Stated goal: Extract every line of the material below and reproduce it faithfully.
──────── Records for processing ────────
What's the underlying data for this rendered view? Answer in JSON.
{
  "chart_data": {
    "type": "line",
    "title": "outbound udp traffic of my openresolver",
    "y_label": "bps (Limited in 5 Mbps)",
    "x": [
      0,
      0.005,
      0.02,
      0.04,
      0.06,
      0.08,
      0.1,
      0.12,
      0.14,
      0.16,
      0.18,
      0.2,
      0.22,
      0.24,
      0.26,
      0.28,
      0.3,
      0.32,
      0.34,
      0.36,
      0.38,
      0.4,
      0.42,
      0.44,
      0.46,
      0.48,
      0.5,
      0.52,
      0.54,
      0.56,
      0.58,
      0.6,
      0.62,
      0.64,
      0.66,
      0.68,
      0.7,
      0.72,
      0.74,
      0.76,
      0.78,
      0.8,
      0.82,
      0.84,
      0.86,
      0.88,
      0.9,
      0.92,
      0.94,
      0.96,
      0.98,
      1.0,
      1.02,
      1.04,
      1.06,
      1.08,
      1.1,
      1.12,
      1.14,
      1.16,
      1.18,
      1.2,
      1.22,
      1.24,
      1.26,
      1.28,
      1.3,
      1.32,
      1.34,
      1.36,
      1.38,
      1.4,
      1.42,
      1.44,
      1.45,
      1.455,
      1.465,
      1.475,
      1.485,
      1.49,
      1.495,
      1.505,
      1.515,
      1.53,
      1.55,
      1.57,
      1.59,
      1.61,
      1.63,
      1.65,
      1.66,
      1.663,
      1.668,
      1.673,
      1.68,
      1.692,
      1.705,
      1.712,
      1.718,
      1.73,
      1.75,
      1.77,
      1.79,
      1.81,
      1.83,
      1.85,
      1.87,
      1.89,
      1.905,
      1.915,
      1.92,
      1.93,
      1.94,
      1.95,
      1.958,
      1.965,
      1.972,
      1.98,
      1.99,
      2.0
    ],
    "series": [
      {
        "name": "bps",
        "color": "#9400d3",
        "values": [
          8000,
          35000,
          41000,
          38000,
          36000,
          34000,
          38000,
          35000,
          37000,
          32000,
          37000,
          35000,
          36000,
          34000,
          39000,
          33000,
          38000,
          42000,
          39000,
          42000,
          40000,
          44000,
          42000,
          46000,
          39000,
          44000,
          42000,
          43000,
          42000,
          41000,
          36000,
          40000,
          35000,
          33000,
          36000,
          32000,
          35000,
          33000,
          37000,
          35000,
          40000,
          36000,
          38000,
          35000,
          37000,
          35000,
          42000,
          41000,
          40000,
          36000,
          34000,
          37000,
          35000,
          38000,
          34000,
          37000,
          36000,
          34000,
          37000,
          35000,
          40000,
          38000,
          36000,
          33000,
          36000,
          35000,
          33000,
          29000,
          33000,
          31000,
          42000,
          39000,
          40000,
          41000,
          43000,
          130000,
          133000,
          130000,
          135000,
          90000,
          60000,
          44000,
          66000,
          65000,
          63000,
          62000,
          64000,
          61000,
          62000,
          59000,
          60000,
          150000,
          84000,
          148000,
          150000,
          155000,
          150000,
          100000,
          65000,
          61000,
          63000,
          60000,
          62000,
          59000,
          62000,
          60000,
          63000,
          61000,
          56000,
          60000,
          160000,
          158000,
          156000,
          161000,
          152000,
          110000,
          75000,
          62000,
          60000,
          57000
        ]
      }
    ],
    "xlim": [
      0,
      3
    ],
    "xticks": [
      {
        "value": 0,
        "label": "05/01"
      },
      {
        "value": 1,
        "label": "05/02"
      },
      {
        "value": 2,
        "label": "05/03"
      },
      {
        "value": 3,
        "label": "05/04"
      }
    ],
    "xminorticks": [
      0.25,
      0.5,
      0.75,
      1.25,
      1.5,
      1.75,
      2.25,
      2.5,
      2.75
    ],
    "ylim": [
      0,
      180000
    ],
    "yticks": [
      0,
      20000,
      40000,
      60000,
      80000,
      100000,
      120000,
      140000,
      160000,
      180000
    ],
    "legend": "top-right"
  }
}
────────
Result of the task:
What's the underlying data for this rendered view? Answer in JSON.
{
  "chart_data": {
    "type": "line",
    "title": "outbound udp traffic of my openresolver",
    "y_label": "bps (Limited in 5 Mbps)",
    "x": [
      0,
      0.005,
      0.02,
      0.04,
      0.06,
      0.08,
      0.1,
      0.12,
      0.14,
      0.16,
      0.18,
      0.2,
      0.22,
      0.24,
      0.26,
      0.28,
      0.3,
      0.32,
      0.34,
      0.36,
      0.38,
      0.4,
      0.42,
      0.44,
      0.46,
      0.48,
      0.5,
      0.52,
      0.54,
      0.56,
      0.58,
      0.6,
      0.62,
      0.64,
      0.66,
      0.68,
      0.7,
      0.72,
      0.74,
      0.76,
      0.78,
      0.8,
      0.82,
      0.84,
      0.86,
      0.88,
      0.9,
      0.92,
      0.94,
      0.96,
      0.98,
      1.0,
      1.02,
      1.04,
      1.06,
      1.08,
      1.1,
      1.12,
      1.14,
      1.16,
      1.18,
      1.2,
      1.22,
      1.24,
      1.26,
      1.28,
      1.3,
      1.32,
      1.34,
      1.36,
      1.38,
      1.4,
      1.42,
      1.44,
      1.45,
      1.455,
      1.465,
      1.475,
      1.485,
      1.49,
      1.495,
      1.505,
      1.515,
      1.53,
      1.55,
      1.57,
      1.59,
      1.61,
      1.63,
      1.65,
      1.66,
      1.663,
      1.668,
      1.673,
      1.68,
      1.692,
      1.705,
      1.712,
      1.718,
      1.73,
      1.75,
      1.77,
      1.79,
      1.81,
      1.83,
      1.85,
      1.87,
      1.89,
      1.905,
      1.915,
      1.92,
      1.93,
      1.94,
      1.95,
      1.958,
      1.965,
      1.972,
      1.98,
      1.99,
      2.0
    ],
    "series": [
      {
        "name": "bps",
        "color": "#9400d3",
        "values": [
          8000,
          35000,
          41000,
          38000,
          36000,
          34000,
          38000,
          35000,
          37000,
          32000,
          37000,
          35000,
          36000,
          34000,
          39000,
          33000,
          38000,
          42000,
          39000,
          42000,
          40000,
          44000,
          42000,
          46000,
          39000,
          44000,
          42000,
          43000,
          42000,
          41000,
          36000,
          40000,
          35000,
          33000,
          36000,
          32000,
          35000,
          33000,
          37000,
          35000,
          40000,
          36000,
          38000,
          35000,
          37000,
          35000,
          42000,
          41000,
          40000,
          36000,
          34000,
          37000,
          35000,
          38000,
          34000,
          37000,
          36000,
          34000,
          37000,
          35000,
          40000,
          38000,
          36000,
          33000,
          36000,
          35000,
          33000,
          29000,
          33000,
          31000,
          42000,
          39000,
          40000,
          41000,
          43000,
          130000,
          133000,
          130000,
          135000,
          90000,
          60000,
          44000,
          66000,
          65000,
          63000,
          62000,
          64000,
          61000,
          62000,
          59000,
          60000,
          150000,
          84000,
          148000,
          150000,
          155000,
          150000,
          100000,
          65000,
          61000,
          63000,
          60000,
          62000,
          59000,
          62000,
          60000,
          63000,
          61000,
          56000,
          60000,
          160000,
          158000,
          156000,
          161000,
          152000,
          110000,
          75000,
          62000,
          60000,
          57000
        ]
      }
    ],
    "xlim": [
      0,
      3
    ],
    "xticks": [
      {
        "value": 0,
        "label": "05/01"
      },
      {
        "value": 1,
        "label": "05/02"
      },
      {
        "value": 2,
        "label": "05/03"
      },
      {
        "value": 3,
        "label": "05/04"
      }
    ],
    "xminorticks": [
      0.25,
      0.5,
      0.75,
      1.25,
      1.5,
      1.75,
      2.25,
      2.5,
      2.75
    ],
    "ylim": [
      0,
      180000
    ],
    "yticks": [
      0,
      20000,
      40000,
      60000,
      80000,
      100000,
      120000,
      140000,
      160000,
      180000
    ],
    "legend": "top-right"
  }
}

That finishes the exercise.